==== Records provided

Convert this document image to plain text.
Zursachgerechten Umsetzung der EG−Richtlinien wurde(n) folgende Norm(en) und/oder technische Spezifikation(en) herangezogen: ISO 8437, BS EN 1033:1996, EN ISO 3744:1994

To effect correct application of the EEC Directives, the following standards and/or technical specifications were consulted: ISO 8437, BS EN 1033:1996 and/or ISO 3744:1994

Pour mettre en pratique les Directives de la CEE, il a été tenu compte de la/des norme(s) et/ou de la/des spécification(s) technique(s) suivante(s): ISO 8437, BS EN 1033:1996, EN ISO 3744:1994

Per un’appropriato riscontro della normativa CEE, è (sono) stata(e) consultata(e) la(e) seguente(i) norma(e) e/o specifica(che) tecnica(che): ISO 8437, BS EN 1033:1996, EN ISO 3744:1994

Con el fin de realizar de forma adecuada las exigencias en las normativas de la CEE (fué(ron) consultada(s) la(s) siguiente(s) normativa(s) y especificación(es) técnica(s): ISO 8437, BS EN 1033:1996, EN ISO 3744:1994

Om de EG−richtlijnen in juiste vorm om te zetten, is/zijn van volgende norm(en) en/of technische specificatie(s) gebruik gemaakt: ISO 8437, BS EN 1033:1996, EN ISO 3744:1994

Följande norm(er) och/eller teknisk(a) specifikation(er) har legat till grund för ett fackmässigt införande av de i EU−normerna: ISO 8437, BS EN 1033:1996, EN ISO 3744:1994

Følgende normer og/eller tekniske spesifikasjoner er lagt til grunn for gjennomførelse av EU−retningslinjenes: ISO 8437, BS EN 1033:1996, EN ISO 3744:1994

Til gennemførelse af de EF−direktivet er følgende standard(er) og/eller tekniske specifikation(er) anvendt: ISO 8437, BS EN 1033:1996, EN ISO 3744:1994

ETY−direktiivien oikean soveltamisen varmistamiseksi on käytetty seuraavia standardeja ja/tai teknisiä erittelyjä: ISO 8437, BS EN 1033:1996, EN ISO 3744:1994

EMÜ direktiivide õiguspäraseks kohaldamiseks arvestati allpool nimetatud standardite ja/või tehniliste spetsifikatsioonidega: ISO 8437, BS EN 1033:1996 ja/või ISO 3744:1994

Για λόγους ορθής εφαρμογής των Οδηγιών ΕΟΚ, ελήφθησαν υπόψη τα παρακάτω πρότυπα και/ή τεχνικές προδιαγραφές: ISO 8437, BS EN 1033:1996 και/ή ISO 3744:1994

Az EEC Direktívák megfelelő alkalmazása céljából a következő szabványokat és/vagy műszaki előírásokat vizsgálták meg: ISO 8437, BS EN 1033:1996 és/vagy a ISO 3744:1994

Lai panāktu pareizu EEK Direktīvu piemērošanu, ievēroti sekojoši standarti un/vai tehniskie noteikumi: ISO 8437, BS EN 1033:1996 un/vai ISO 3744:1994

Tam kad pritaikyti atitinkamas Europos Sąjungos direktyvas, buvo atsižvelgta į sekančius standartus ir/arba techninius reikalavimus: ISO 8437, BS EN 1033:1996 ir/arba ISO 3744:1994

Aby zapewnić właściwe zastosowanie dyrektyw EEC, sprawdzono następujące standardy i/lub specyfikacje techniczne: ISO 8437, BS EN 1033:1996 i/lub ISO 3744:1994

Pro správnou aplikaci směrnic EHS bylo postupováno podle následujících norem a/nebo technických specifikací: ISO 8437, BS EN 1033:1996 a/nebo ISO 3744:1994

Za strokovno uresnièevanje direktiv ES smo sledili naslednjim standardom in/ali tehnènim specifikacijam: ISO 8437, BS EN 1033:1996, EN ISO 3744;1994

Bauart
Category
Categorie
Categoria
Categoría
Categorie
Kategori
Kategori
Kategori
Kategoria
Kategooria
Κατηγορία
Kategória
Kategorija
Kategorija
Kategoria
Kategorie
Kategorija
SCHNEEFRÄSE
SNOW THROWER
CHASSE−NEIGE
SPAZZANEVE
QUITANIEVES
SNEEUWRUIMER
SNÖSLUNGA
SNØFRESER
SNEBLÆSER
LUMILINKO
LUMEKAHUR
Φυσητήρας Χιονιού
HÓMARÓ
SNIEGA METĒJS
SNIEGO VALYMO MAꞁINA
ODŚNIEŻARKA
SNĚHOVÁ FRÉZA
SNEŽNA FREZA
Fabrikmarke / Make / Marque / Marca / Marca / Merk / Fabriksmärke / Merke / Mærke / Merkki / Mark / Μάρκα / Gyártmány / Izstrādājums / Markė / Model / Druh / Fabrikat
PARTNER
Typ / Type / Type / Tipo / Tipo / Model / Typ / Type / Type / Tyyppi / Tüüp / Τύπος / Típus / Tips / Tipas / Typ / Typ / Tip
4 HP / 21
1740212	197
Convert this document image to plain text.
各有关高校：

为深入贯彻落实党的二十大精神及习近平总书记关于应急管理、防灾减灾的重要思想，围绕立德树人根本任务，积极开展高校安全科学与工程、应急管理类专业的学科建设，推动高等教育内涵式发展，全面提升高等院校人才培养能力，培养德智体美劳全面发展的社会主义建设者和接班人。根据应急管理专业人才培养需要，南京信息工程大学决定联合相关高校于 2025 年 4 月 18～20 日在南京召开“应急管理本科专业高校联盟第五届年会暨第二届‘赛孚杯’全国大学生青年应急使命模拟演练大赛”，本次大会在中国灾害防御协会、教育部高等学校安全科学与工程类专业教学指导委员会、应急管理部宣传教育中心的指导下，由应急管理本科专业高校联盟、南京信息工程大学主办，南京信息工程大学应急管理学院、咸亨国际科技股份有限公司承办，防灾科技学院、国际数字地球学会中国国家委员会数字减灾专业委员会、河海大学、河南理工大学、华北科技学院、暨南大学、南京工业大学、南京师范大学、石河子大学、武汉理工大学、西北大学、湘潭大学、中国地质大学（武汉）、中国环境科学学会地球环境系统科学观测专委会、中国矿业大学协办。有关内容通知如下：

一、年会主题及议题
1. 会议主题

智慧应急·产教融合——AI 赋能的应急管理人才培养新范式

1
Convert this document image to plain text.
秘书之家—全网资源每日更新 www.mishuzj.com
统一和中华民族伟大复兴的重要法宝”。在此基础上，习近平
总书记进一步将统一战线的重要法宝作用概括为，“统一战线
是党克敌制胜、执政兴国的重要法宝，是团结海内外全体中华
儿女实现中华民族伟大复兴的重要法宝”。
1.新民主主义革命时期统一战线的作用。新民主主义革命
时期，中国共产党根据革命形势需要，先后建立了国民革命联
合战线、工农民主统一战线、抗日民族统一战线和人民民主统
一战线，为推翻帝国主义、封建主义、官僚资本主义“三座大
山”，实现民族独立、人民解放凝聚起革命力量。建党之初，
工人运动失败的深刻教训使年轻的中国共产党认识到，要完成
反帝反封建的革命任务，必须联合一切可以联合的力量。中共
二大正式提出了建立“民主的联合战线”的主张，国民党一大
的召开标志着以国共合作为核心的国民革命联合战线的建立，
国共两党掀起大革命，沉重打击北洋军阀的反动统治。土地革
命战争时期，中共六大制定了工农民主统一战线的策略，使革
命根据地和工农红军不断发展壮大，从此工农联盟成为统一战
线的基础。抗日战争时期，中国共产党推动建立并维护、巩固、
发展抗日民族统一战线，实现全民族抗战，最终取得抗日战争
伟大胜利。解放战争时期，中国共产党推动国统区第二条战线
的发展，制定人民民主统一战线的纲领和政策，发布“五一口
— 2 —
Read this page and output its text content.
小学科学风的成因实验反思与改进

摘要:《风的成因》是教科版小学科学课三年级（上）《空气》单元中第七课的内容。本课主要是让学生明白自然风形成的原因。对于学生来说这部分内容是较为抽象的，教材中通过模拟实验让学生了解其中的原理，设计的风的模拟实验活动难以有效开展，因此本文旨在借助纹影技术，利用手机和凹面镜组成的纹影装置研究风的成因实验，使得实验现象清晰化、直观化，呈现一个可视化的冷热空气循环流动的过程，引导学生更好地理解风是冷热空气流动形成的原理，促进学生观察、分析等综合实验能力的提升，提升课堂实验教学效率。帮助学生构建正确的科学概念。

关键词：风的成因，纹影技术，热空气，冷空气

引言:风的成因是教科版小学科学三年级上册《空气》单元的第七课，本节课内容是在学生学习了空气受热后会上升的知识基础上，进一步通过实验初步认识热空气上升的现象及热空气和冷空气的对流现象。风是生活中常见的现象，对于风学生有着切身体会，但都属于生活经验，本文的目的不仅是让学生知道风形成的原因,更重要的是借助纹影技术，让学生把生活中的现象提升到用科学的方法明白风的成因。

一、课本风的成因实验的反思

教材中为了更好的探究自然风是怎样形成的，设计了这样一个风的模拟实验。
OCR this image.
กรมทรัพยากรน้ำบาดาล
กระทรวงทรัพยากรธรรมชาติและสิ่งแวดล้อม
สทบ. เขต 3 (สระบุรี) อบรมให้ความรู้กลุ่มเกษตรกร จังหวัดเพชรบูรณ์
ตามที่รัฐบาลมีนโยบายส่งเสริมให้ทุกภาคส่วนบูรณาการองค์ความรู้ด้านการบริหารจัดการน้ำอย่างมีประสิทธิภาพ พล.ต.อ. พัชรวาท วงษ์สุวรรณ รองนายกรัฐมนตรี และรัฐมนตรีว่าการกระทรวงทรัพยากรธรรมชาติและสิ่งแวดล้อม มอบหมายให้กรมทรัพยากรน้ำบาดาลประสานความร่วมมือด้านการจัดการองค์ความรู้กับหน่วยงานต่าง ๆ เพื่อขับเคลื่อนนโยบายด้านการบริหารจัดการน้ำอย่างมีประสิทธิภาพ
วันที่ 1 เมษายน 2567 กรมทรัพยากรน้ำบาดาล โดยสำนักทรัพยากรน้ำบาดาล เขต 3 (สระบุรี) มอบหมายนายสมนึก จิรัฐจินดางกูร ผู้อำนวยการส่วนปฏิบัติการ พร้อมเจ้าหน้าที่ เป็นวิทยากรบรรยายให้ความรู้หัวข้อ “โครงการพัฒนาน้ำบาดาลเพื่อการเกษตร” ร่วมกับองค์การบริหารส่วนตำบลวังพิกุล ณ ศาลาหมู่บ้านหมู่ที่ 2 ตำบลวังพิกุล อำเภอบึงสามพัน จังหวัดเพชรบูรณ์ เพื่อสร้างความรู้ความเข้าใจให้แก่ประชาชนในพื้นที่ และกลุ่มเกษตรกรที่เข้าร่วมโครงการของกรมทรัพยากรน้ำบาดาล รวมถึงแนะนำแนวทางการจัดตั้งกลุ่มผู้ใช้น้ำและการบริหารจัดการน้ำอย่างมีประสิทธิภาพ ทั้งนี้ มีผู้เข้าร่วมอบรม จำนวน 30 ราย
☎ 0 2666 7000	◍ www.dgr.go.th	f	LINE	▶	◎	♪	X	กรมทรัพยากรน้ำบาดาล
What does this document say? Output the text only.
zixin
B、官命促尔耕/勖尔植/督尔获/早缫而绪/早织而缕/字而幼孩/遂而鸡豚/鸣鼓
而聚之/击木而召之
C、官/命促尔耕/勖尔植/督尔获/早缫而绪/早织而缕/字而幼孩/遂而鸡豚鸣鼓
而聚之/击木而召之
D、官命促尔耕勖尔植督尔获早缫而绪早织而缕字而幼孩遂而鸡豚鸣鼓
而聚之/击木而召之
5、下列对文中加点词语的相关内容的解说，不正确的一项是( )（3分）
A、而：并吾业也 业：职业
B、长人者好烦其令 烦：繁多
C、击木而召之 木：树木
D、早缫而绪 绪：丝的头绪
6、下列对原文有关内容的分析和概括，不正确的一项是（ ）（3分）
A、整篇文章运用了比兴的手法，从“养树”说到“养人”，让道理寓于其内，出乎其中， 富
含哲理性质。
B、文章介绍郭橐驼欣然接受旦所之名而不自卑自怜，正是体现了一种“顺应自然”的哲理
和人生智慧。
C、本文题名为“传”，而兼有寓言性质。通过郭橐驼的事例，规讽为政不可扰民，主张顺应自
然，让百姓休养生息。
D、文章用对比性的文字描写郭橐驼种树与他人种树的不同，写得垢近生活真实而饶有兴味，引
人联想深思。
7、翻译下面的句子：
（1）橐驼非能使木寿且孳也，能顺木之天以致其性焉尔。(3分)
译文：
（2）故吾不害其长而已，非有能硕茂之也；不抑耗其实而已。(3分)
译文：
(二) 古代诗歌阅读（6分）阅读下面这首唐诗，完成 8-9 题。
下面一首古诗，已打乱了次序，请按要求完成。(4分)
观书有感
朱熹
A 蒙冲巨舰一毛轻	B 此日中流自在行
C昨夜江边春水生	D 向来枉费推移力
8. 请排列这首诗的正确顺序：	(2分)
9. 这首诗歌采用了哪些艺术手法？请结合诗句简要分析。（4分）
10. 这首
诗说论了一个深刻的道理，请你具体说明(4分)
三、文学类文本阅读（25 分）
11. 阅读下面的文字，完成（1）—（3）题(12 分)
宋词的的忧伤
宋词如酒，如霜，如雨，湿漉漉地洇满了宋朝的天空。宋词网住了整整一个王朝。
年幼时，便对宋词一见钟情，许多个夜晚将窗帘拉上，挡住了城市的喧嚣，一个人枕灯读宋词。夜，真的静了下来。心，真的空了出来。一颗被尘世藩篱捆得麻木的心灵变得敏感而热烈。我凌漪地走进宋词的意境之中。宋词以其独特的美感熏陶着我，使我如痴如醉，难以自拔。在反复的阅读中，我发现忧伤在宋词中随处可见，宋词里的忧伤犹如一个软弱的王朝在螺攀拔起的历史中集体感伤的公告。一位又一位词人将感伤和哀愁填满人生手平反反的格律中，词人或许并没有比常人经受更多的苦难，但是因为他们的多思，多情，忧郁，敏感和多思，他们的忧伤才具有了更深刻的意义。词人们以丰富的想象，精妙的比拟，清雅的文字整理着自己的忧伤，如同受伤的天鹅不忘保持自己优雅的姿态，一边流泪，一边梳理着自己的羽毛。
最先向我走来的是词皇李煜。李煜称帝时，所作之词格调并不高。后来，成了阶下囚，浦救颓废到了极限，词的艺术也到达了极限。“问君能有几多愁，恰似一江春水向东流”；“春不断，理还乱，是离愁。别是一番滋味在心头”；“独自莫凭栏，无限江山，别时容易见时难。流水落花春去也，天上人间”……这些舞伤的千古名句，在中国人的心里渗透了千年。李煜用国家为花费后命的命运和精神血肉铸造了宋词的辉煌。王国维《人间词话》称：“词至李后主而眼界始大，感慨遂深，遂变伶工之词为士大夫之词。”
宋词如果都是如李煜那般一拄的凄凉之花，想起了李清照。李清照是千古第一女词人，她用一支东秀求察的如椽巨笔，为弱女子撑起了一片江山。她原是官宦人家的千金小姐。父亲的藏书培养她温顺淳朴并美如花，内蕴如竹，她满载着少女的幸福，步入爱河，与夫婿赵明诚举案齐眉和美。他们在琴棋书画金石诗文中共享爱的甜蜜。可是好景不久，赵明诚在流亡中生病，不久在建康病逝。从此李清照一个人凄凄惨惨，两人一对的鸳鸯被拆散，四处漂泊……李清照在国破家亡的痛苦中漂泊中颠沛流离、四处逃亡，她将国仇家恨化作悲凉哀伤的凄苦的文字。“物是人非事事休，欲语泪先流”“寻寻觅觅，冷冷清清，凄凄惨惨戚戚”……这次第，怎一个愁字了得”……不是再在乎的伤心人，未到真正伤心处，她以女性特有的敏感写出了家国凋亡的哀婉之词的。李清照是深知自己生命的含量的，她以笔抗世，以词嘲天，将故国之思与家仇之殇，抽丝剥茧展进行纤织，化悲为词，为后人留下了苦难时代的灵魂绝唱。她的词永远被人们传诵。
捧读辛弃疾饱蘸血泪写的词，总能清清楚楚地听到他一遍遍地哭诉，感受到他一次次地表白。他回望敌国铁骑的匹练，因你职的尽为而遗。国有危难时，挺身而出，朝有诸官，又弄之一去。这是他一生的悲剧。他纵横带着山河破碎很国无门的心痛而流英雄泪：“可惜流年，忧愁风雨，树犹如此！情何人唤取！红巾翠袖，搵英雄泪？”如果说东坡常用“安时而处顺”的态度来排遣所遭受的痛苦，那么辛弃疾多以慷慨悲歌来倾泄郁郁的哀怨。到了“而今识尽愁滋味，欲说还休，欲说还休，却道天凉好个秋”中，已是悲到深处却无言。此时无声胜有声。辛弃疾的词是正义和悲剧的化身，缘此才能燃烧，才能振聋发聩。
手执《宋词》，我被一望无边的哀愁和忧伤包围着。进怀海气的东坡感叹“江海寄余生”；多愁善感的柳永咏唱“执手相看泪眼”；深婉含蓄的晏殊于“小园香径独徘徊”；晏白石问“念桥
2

========

**Written task:**
Within the entries above, report how many lines include "tekniske", and keep the answer to the number.

**Exercise output:**
2